(EXERCISE MATERIALS):
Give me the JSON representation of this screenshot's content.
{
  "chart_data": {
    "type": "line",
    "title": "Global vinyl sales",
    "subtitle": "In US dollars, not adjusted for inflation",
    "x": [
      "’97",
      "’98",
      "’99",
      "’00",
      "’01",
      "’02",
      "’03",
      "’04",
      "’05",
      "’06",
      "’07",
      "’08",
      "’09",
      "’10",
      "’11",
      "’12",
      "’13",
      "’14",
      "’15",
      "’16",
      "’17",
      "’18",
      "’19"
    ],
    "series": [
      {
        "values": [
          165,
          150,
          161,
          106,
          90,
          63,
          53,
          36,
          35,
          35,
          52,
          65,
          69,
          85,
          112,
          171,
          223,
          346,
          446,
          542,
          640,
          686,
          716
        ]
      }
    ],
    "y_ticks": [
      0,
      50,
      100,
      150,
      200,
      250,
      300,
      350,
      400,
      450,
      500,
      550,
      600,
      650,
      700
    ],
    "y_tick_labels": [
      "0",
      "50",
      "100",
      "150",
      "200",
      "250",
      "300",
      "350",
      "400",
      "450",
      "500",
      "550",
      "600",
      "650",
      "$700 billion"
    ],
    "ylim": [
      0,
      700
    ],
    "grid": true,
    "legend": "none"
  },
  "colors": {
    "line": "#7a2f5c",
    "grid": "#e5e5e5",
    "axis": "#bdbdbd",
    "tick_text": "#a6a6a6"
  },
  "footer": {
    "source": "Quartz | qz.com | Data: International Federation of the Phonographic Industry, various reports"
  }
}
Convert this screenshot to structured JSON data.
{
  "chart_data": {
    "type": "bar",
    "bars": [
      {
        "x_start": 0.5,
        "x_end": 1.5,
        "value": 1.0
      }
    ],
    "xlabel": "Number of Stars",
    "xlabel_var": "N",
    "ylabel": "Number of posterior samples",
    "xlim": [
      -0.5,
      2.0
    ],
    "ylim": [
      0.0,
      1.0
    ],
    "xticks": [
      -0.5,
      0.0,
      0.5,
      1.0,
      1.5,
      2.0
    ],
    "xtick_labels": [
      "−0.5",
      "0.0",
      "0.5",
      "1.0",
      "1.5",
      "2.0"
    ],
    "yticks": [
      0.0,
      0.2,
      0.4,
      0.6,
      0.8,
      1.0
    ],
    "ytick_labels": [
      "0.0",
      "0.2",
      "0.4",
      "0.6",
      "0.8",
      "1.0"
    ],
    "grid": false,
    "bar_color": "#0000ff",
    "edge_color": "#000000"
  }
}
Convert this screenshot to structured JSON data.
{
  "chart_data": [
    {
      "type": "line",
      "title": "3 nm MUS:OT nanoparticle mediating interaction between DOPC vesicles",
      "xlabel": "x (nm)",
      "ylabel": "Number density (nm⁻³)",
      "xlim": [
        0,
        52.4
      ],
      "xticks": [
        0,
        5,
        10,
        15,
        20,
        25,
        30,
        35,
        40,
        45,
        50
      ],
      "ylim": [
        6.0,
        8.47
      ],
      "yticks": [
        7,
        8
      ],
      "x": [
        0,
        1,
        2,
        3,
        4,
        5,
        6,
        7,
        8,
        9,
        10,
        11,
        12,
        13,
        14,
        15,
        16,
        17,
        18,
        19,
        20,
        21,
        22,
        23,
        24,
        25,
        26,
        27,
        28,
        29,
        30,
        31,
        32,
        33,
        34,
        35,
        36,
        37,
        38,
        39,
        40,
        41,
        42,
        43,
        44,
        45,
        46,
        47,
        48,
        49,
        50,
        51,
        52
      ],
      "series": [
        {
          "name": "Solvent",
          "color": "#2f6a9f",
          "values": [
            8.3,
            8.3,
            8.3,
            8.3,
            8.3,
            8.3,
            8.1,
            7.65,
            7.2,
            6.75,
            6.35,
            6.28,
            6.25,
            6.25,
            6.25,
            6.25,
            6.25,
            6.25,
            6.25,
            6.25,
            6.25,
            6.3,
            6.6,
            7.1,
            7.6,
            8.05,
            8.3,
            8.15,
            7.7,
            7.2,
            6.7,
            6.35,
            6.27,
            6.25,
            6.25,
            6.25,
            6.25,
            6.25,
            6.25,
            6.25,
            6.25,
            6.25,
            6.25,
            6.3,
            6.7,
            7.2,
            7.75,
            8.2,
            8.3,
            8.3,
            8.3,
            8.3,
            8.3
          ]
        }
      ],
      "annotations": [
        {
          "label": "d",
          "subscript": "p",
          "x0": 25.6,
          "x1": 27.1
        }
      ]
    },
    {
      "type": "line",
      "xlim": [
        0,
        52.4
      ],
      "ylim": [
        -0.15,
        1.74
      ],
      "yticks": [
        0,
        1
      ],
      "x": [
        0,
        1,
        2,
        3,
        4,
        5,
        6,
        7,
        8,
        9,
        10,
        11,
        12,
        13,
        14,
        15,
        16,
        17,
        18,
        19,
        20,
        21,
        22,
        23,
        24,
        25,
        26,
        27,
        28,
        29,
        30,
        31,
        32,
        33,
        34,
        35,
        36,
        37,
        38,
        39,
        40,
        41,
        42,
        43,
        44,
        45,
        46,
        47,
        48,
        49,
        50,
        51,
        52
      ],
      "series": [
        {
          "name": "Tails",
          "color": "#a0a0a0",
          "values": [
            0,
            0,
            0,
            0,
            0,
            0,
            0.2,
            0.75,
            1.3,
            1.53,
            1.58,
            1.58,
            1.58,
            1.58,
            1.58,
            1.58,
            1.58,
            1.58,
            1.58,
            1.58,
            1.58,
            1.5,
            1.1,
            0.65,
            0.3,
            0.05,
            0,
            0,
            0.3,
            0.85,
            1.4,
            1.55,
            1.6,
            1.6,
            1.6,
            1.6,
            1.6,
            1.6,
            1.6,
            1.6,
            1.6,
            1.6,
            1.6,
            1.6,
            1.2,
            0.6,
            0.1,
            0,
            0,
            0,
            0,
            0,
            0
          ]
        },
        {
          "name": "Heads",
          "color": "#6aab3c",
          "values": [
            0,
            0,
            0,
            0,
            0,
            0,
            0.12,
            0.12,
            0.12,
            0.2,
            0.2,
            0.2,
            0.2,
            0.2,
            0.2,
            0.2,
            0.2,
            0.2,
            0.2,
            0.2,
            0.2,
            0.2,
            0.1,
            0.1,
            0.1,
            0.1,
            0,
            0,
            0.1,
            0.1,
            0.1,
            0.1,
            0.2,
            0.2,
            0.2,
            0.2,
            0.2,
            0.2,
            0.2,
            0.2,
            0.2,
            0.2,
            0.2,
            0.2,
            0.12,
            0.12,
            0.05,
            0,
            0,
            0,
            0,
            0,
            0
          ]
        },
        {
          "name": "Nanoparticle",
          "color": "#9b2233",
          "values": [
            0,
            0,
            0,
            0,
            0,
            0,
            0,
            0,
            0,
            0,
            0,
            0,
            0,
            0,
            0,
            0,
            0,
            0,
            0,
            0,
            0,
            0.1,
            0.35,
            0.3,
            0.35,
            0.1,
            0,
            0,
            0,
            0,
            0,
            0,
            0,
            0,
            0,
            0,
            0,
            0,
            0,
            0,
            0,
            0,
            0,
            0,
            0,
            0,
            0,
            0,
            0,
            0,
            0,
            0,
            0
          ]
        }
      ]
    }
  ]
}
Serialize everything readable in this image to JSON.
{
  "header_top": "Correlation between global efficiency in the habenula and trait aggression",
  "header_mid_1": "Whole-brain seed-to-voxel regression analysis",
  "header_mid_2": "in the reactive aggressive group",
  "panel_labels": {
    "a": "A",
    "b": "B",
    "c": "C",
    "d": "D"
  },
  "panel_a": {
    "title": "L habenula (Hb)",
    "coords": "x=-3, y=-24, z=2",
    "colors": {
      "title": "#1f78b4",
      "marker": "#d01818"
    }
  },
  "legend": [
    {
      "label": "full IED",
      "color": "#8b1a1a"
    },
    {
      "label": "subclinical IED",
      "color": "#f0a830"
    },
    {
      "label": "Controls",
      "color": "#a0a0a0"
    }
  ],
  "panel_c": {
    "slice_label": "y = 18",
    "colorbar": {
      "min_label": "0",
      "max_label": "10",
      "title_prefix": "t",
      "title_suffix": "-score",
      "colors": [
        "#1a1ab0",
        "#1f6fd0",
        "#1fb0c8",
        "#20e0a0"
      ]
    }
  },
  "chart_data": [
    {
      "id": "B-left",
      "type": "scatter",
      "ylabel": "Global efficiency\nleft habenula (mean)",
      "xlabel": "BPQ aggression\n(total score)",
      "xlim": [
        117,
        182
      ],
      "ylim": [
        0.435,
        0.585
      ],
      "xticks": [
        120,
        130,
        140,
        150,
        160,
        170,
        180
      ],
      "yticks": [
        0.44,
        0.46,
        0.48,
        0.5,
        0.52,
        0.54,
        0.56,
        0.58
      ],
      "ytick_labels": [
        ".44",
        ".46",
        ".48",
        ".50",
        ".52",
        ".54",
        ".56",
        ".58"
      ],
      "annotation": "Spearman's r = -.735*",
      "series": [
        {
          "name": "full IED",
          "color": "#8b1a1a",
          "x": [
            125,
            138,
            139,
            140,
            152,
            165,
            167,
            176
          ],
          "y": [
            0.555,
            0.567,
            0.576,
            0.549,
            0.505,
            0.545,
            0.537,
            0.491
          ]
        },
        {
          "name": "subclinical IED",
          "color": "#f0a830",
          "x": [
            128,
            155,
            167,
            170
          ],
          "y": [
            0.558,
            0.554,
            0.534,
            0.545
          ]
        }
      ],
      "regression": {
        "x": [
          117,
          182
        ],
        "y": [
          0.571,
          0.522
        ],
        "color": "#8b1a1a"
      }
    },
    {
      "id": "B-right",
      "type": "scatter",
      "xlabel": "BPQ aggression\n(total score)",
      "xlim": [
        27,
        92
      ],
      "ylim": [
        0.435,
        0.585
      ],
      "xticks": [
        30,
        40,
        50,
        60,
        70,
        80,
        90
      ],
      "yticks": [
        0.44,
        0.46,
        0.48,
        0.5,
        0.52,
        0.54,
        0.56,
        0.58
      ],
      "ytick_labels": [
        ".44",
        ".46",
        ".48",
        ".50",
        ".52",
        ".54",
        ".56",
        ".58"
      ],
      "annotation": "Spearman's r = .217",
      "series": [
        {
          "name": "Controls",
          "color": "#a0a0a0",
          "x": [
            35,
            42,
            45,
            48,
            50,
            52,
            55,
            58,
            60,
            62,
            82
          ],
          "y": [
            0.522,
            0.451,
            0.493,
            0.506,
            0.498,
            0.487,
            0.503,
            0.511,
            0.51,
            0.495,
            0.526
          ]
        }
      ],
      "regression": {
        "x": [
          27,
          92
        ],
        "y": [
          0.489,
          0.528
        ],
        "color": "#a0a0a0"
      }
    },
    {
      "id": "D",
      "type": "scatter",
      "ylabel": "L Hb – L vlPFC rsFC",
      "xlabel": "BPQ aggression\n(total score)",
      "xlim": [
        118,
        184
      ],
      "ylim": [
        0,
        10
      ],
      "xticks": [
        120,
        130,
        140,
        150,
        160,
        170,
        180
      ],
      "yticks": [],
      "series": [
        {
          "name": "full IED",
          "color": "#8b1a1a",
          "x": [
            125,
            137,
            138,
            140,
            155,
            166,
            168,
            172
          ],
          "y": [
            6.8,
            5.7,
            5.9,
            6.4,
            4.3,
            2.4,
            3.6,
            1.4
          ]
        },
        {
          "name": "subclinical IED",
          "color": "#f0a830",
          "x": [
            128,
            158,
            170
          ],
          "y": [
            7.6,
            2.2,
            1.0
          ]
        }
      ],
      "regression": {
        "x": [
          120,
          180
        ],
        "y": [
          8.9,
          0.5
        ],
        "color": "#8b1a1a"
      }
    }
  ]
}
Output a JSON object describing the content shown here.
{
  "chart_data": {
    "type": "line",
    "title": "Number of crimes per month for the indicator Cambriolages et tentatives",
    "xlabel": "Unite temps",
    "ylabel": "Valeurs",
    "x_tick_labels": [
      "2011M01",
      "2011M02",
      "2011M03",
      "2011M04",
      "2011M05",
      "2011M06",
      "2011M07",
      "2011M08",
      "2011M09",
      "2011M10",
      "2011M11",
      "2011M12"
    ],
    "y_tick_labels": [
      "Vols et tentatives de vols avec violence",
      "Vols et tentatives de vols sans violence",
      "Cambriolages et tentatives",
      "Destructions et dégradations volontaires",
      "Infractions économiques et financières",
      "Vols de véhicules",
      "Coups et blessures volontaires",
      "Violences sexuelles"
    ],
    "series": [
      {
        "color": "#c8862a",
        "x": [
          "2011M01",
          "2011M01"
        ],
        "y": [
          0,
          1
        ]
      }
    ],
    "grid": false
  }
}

(TASK TO COMPLETE): In the records, locate each line holding the string "efficiency" and copy it.

(THE RESPONSE):
  "header_top": "Correlation between global efficiency in the habenula and trait aggression",
      "ylabel": "Global efficiency\nleft habenula (mean)",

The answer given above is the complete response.